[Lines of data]

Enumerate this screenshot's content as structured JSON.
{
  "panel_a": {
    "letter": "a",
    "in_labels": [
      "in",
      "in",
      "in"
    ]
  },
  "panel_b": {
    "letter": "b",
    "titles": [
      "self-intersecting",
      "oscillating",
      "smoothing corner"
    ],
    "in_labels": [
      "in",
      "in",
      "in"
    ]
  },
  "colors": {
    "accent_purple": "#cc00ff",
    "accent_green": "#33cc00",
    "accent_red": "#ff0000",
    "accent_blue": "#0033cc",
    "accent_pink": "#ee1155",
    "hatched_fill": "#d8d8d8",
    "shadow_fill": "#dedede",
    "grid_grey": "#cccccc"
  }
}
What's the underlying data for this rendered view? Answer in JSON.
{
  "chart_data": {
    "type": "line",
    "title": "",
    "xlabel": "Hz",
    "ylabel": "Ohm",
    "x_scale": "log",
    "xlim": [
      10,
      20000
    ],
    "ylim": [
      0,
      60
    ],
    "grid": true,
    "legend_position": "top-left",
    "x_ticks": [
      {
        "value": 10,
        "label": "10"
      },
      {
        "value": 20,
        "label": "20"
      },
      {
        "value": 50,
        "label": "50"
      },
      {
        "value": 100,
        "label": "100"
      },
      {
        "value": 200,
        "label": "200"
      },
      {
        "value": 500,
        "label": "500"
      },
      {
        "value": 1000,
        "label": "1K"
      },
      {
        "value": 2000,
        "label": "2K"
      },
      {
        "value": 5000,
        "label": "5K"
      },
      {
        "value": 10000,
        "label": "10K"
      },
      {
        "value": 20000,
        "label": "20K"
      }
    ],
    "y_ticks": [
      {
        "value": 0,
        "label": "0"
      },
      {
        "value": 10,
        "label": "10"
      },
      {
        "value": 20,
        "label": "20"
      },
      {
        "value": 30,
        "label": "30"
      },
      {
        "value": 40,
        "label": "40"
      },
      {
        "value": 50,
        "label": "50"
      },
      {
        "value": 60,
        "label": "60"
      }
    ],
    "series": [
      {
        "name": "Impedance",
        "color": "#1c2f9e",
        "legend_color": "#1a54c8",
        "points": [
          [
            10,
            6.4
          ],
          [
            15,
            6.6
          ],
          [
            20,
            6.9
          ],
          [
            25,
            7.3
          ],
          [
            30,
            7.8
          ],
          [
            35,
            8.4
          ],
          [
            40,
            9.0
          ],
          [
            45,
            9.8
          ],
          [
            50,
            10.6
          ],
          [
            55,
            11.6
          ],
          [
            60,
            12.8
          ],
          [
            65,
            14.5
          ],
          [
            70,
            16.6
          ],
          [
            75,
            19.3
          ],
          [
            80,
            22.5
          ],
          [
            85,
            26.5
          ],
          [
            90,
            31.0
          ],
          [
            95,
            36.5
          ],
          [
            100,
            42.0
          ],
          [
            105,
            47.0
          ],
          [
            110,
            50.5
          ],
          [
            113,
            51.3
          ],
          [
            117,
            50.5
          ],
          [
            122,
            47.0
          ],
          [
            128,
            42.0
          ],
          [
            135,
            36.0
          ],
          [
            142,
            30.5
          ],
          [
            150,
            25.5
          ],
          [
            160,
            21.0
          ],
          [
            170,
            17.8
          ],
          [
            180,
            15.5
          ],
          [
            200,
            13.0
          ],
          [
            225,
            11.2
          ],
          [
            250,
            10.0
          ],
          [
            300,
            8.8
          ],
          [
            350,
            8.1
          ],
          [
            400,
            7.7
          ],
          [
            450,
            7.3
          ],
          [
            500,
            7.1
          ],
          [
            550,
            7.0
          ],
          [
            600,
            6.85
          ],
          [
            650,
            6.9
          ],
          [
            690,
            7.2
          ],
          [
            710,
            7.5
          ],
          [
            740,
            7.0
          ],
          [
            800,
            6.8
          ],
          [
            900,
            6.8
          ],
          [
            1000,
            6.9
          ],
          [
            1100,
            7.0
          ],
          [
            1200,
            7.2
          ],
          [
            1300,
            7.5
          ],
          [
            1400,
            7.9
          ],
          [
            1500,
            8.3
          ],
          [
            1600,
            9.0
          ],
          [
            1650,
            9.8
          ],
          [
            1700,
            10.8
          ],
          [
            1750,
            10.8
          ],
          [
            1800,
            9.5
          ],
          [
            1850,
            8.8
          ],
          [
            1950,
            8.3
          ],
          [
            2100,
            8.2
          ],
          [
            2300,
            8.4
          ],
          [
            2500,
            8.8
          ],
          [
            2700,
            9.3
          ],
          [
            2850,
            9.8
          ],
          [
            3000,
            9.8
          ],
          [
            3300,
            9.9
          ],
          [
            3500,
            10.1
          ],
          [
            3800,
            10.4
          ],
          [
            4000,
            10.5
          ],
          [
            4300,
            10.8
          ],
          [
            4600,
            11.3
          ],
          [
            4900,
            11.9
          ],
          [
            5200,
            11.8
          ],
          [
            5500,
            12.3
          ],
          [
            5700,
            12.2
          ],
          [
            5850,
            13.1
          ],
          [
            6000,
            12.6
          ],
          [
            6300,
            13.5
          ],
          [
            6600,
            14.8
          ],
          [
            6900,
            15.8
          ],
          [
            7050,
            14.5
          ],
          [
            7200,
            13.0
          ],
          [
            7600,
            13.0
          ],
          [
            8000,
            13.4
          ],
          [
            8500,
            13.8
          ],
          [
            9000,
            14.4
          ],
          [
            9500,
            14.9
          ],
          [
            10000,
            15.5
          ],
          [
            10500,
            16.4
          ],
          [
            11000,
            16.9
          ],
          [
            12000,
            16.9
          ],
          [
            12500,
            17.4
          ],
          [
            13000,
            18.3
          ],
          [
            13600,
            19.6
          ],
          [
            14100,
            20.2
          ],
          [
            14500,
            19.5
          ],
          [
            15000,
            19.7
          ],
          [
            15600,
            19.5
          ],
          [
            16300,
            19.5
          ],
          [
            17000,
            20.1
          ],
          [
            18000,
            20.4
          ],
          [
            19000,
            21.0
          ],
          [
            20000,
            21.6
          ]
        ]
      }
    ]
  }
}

- [Exercise description]: From the data above, extract every line in its exact form.

- [Answer to this exercise]:
Enumerate this screenshot's content as structured JSON.
{
  "panel_a": {
    "letter": "a",
    "in_labels": [
      "in",
      "in",
      "in"
    ]
  },
  "panel_b": {
    "letter": "b",
    "titles": [
      "self-intersecting",
      "oscillating",
      "smoothing corner"
    ],
    "in_labels": [
      "in",
      "in",
      "in"
    ]
  },
  "colors": {
    "accent_purple": "#cc00ff",
    "accent_green": "#33cc00",
    "accent_red": "#ff0000",
    "accent_blue": "#0033cc",
    "accent_pink": "#ee1155",
    "hatched_fill": "#d8d8d8",
    "shadow_fill": "#dedede",
    "grid_grey": "#cccccc"
  }
}
What's the underlying data for this rendered view? Answer in JSON.
{
  "chart_data": {
    "type": "line",
    "title": "",
    "xlabel": "Hz",
    "ylabel": "Ohm",
    "x_scale": "log",
    "xlim": [
      10,
      20000
    ],
    "ylim": [
      0,
      60
    ],
    "grid": true,
    "legend_position": "top-left",
    "x_ticks": [
      {
        "value": 10,
        "label": "10"
      },
      {
        "value": 20,
        "label": "20"
      },
      {
        "value": 50,
        "label": "50"
      },
      {
        "value": 100,
        "label": "100"
      },
      {
        "value": 200,
        "label": "200"
      },
      {
        "value": 500,
        "label": "500"
      },
      {
        "value": 1000,
        "label": "1K"
      },
      {
        "value": 2000,
        "label": "2K"
      },
      {
        "value": 5000,
        "label": "5K"
      },
      {
        "value": 10000,
        "label": "10K"
      },
      {
        "value": 20000,
        "label": "20K"
      }
    ],
    "y_ticks": [
      {
        "value": 0,
        "label": "0"
      },
      {
        "value": 10,
        "label": "10"
      },
      {
        "value": 20,
        "label": "20"
      },
      {
        "value": 30,
        "label": "30"
      },
      {
        "value": 40,
        "label": "40"
      },
      {
        "value": 50,
        "label": "50"
      },
      {
        "value": 60,
        "label": "60"
      }
    ],
    "series": [
      {
        "name": "Impedance",
        "color": "#1c2f9e",
        "legend_color": "#1a54c8",
        "points": [
          [
            10,
            6.4
          ],
          [
            15,
            6.6
          ],
          [
            20,
            6.9
          ],
          [
            25,
            7.3
          ],
          [
            30,
            7.8
          ],
          [
            35,
            8.4
          ],
          [
            40,
            9.0
          ],
          [
            45,
            9.8
          ],
          [
            50,
            10.6
          ],
          [
            55,
            11.6
          ],
          [
            60,
            12.8
          ],
          [
            65,
            14.5
          ],
          [
            70,
            16.6
          ],
          [
            75,
            19.3
          ],
          [
            80,
            22.5
          ],
          [
            85,
            26.5
          ],
          [
            90,
            31.0
          ],
          [
            95,
            36.5
          ],
          [
            100,
            42.0
          ],
          [
            105,
            47.0
          ],
          [
            110,
            50.5
          ],
          [
            113,
            51.3
          ],
          [
            117,
            50.5
          ],
          [
            122,
            47.0
          ],
          [
            128,
            42.0
          ],
          [
            135,
            36.0
          ],
          [
            142,
            30.5
          ],
          [
            150,
            25.5
          ],
          [
            160,
            21.0
          ],
          [
            170,
            17.8
          ],
          [
            180,
            15.5
          ],
          [
            200,
            13.0
          ],
          [
            225,
            11.2
          ],
          [
            250,
            10.0
          ],
          [
            300,
            8.8
          ],
          [
            350,
            8.1
          ],
          [
            400,
            7.7
          ],
          [
            450,
            7.3
          ],
          [
            500,
            7.1
          ],
          [
            550,
            7.0
          ],
          [
            600,
            6.85
          ],
          [
            650,
            6.9
          ],
          [
            690,
            7.2
          ],
          [
            710,
            7.5
          ],
          [
            740,
            7.0
          ],
          [
            800,
            6.8
          ],
          [
            900,
            6.8
          ],
          [
            1000,
            6.9
          ],
          [
            1100,
            7.0
          ],
          [
            1200,
            7.2
          ],
          [
            1300,
            7.5
          ],
          [
            1400,
            7.9
          ],
          [
            1500,
            8.3
          ],
          [
            1600,
            9.0
          ],
          [
            1650,
            9.8
          ],
          [
            1700,
            10.8
          ],
          [
            1750,
            10.8
          ],
          [
            1800,
            9.5
          ],
          [
            1850,
            8.8
          ],
          [
            1950,
            8.3
          ],
          [
            2100,
            8.2
          ],
          [
            2300,
            8.4
          ],
          [
            2500,
            8.8
          ],
          [
            2700,
            9.3
          ],
          [
            2850,
            9.8
          ],
          [
            3000,
            9.8
          ],
          [
            3300,
            9.9
          ],
          [
            3500,
            10.1
          ],
          [
            3800,
            10.4
          ],
          [
            4000,
            10.5
          ],
          [
            4300,
            10.8
          ],
          [
            4600,
            11.3
          ],
          [
            4900,
            11.9
          ],
          [
            5200,
            11.8
          ],
          [
            5500,
            12.3
          ],
          [
            5700,
            12.2
          ],
          [
            5850,
            13.1
          ],
          [
            6000,
            12.6
          ],
          [
            6300,
            13.5
          ],
          [
            6600,
            14.8
          ],
          [
            6900,
            15.8
          ],
          [
            7050,
            14.5
          ],
          [
            7200,
            13.0
          ],
          [
            7600,
            13.0
          ],
          [
            8000,
            13.4
          ],
          [
            8500,
            13.8
          ],
          [
            9000,
            14.4
          ],
          [
            9500,
            14.9
          ],
          [
            10000,
            15.5
          ],
          [
            10500,
            16.4
          ],
          [
            11000,
            16.9
          ],
          [
            12000,
            16.9
          ],
          [
            12500,
            17.4
          ],
          [
            13000,
            18.3
          ],
          [
            13600,
            19.6
          ],
          [
            14100,
            20.2
          ],
          [
            14500,
            19.5
          ],
          [
            15000,
            19.7
          ],
          [
            15600,
            19.5
          ],
          [
            16300,
            19.5
          ],
          [
            17000,
            20.1
          ],
          [
            18000,
            20.4
          ],
          [
            19000,
            21.0
          ],
          [
            20000,
            21.6
          ]
        ]
      }
    ]
  }
}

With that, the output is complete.